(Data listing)
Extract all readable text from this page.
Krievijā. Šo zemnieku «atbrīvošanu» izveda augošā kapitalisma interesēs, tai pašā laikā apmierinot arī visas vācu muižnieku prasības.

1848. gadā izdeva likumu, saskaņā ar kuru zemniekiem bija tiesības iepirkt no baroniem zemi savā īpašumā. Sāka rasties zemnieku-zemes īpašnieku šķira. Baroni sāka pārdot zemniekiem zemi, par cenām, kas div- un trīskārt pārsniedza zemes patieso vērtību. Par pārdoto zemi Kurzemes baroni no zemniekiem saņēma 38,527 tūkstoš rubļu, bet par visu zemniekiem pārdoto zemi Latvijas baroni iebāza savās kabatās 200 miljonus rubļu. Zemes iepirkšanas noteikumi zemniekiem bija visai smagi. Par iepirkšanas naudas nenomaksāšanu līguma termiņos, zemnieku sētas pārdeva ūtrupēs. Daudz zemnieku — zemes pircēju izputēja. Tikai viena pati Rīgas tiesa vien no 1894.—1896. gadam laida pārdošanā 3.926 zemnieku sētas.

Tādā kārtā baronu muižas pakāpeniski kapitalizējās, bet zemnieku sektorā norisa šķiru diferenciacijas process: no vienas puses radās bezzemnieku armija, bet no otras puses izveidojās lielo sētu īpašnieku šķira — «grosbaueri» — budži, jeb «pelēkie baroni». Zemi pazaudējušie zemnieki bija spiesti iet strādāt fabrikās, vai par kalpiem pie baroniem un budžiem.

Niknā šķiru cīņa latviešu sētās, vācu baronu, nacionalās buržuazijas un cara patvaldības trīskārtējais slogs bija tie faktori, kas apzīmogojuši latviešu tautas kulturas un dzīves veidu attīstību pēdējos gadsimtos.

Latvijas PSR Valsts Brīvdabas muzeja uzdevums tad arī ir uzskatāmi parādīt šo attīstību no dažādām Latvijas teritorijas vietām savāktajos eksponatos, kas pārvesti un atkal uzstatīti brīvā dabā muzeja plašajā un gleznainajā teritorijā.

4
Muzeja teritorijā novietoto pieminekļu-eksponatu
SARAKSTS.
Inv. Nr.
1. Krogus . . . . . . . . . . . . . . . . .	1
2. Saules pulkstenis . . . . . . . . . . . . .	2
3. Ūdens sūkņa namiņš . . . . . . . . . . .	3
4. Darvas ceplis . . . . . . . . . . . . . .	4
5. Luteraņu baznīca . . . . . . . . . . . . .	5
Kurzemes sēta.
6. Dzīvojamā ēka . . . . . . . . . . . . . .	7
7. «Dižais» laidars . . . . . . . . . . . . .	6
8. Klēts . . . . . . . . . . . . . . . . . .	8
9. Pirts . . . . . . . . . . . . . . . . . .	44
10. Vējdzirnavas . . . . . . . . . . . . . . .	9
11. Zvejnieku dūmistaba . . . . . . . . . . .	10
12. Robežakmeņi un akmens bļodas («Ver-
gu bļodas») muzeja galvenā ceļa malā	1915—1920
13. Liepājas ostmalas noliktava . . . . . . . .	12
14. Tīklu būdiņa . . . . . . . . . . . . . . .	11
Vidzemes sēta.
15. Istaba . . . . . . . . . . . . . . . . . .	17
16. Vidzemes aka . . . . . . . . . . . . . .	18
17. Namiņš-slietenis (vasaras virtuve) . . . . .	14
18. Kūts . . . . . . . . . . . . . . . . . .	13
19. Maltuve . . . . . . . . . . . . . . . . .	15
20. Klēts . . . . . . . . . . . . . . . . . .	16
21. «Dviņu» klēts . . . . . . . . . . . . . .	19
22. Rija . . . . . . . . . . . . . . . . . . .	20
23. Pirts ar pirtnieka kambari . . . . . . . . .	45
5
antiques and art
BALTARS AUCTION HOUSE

■ Given instruction
Extract all the material, leaving every line as it is.

■ Response to the exercise
Extract all readable text from this page.
Krievijā. Šo zemnieku «atbrīvošanu» izveda augošā kapitalisma interesēs, tai pašā laikā apmierinot arī visas vācu muižnieku prasības.

1848. gadā izdeva likumu, saskaņā ar kuru zemniekiem bija tiesības iepirkt no baroniem zemi savā īpašumā. Sāka rasties zemnieku-zemes īpašnieku šķira. Baroni sāka pārdot zemniekiem zemi, par cenām, kas div- un trīskārt pārsniedza zemes patieso vērtību. Par pārdoto zemi Kurzemes baroni no zemniekiem saņēma 38,527 tūkstoš rubļu, bet par visu zemniekiem pārdoto zemi Latvijas baroni iebāza savās kabatās 200 miljonus rubļu. Zemes iepirkšanas noteikumi zemniekiem bija visai smagi. Par iepirkšanas naudas nenomaksāšanu līguma termiņos, zemnieku sētas pārdeva ūtrupēs. Daudz zemnieku — zemes pircēju izputēja. Tikai viena pati Rīgas tiesa vien no 1894.—1896. gadam laida pārdošanā 3.926 zemnieku sētas.

Tādā kārtā baronu muižas pakāpeniski kapitalizējās, bet zemnieku sektorā norisa šķiru diferenciacijas process: no vienas puses radās bezzemnieku armija, bet no otras puses izveidojās lielo sētu īpašnieku šķira — «grosbaueri» — budži, jeb «pelēkie baroni». Zemi pazaudējušie zemnieki bija spiesti iet strādāt fabrikās, vai par kalpiem pie baroniem un budžiem.

Niknā šķiru cīņa latviešu sētās, vācu baronu, nacionalās buržuazijas un cara patvaldības trīskārtējais slogs bija tie faktori, kas apzīmogojuši latviešu tautas kulturas un dzīves veidu attīstību pēdējos gadsimtos.

Latvijas PSR Valsts Brīvdabas muzeja uzdevums tad arī ir uzskatāmi parādīt šo attīstību no dažādām Latvijas teritorijas vietām savāktajos eksponatos, kas pārvesti un atkal uzstatīti brīvā dabā muzeja plašajā un gleznainajā teritorijā.

4
Muzeja teritorijā novietoto pieminekļu-eksponatu
SARAKSTS.
Inv. Nr.
1. Krogus . . . . . . . . . . . . . . . . .	1
2. Saules pulkstenis . . . . . . . . . . . . .	2
3. Ūdens sūkņa namiņš . . . . . . . . . . .	3
4. Darvas ceplis . . . . . . . . . . . . . .	4
5. Luteraņu baznīca . . . . . . . . . . . . .	5
Kurzemes sēta.
6. Dzīvojamā ēka . . . . . . . . . . . . . .	7
7. «Dižais» laidars . . . . . . . . . . . . .	6
8. Klēts . . . . . . . . . . . . . . . . . .	8
9. Pirts . . . . . . . . . . . . . . . . . .	44
10. Vējdzirnavas . . . . . . . . . . . . . . .	9
11. Zvejnieku dūmistaba . . . . . . . . . . .	10
12. Robežakmeņi un akmens bļodas («Ver-
gu bļodas») muzeja galvenā ceļa malā	1915—1920
13. Liepājas ostmalas noliktava . . . . . . . .	12
14. Tīklu būdiņa . . . . . . . . . . . . . . .	11
Vidzemes sēta.
15. Istaba . . . . . . . . . . . . . . . . . .	17
16. Vidzemes aka . . . . . . . . . . . . . .	18
17. Namiņš-slietenis (vasaras virtuve) . . . . .	14
18. Kūts . . . . . . . . . . . . . . . . . .	13
19. Maltuve . . . . . . . . . . . . . . . . .	15
20. Klēts . . . . . . . . . . . . . . . . . .	16
21. «Dviņu» klēts . . . . . . . . . . . . . .	19
22. Rija . . . . . . . . . . . . . . . . . . .	20
23. Pirts ar pirtnieka kambari . . . . . . . . .	45
5
antiques and art
BALTARS AUCTION HOUSE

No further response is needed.